More work for less pay: Spokane County prosecutors, public defender’s office struggling to recruit, retain attorneys

Spokane County deputy prosecutors are juggling more than 100 cases at any given time while receiving far less compensation than other prosecutors in the state.

Preston McCollam, chief criminal deputy prosecutor, gave Spokane County commissioners a snapshot Monday of the mountain of work his team is dealing with, rattling off attorney names and caseloads.

“Mr. Shaw has 116 cases, Mr. Edwards has 119,” McCollam said. “We’ve got Jacob Schmidt at 124. Our high numbers, Scott Donahue is one of our more experienced prosecutors, he has 148. John Love has 143.”

Those figures would be unheard of even in a larger county, like Pierce County, which tries to keep prosecutors who handle felonies to around 35 cases per attorney, McCollam said.

In Spokane County, a newly-minted attorney fresh out of law school has to contend with higher caseloads, less time to spend on each case and significantly lower pay than most other counties in the state, which has made it tough for the Spokane County Prosecutor’s Office to recruit and retain qualified attorneys.

“We’ve, quite frankly, never been in as dire shape as we are right now from a staffing standpoint,” Spokane County Prosecutor Larry Haskell told commissioners.

To help attract more candidates to fill the eleven vacancies at the prosecutor’s office, Haskell has asked the Spokane County Commissioners to approve salary increases for entry-level and mid-career attorneys, to bump some positions up from 37.5 hours per week to 40 and to increase compensation for supervisors.

Haskell’s also asked for the creation of two more full-time attorney positions, one for the criminal division and one to take on the increased internal workload that came with the creation of two additional commissioner positions in 2022.

“We need help and we need it quickly,” McCollam told the commissioners.

The salary pay scale for an entry-level attorney joining the prosecutor’s office starts around $59,000.

WORK INSTRUCTIONS |
[1] Give the stretch of the Spokane prosecutors article from "To help attract" through "positions in 2022." again, swapping "vacancies" for "openings".
[2] Answer these from the Spokane prosecutors article:
(a) How many cases does Scott Donahue have?
(b) About how much does the pay scale for an entry-level attorney at the prosecutor's office start at?
(c) How many vacancies is the prosecutor's office trying to fill?
The data that follows has nothing to do with the article above.

INFORMATION SUPPLIED |
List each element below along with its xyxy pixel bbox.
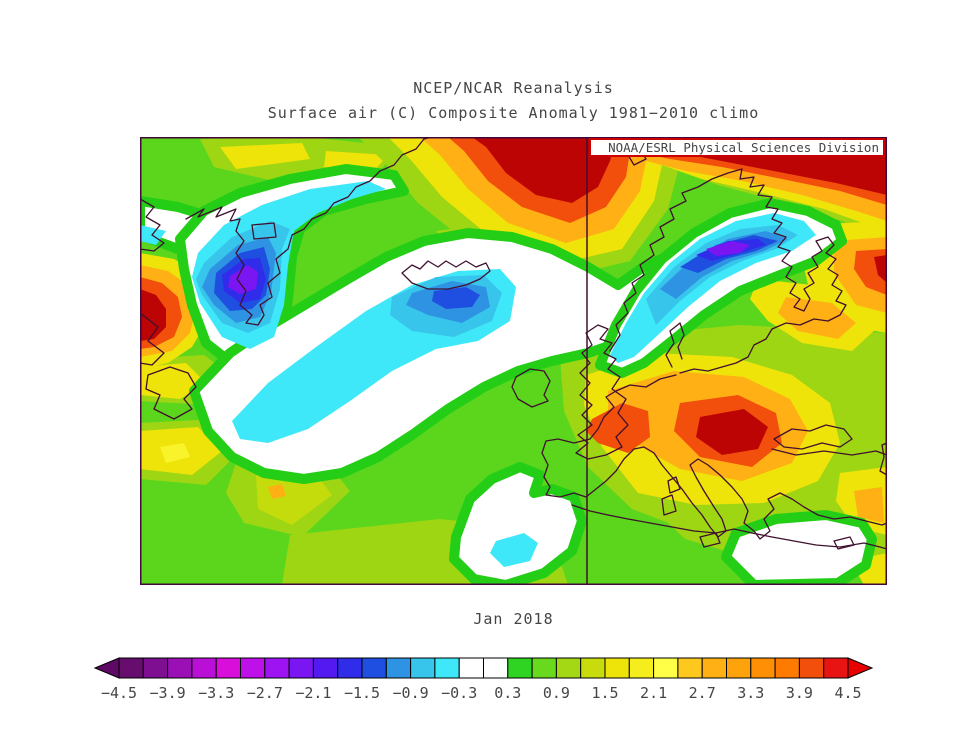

PROBLEM SOLUTIONS |
[1]
To help attract more candidates to fill the eleven openings at the prosecutor’s office, Haskell has asked the Spokane County Commissioners to approve salary increases for entry-level and mid-career attorneys, to bump some positions up from 37.5 hours per week to 40 and to increase compensation for supervisors.

Haskell’s also asked for the creation of two more full-time attorney positions, one for the criminal division and one to take on the increased internal workload that came with the creation of two additional commissioner positions in 2022.

[2]
(a) 148
(b) Around $59,000
(c) Eleven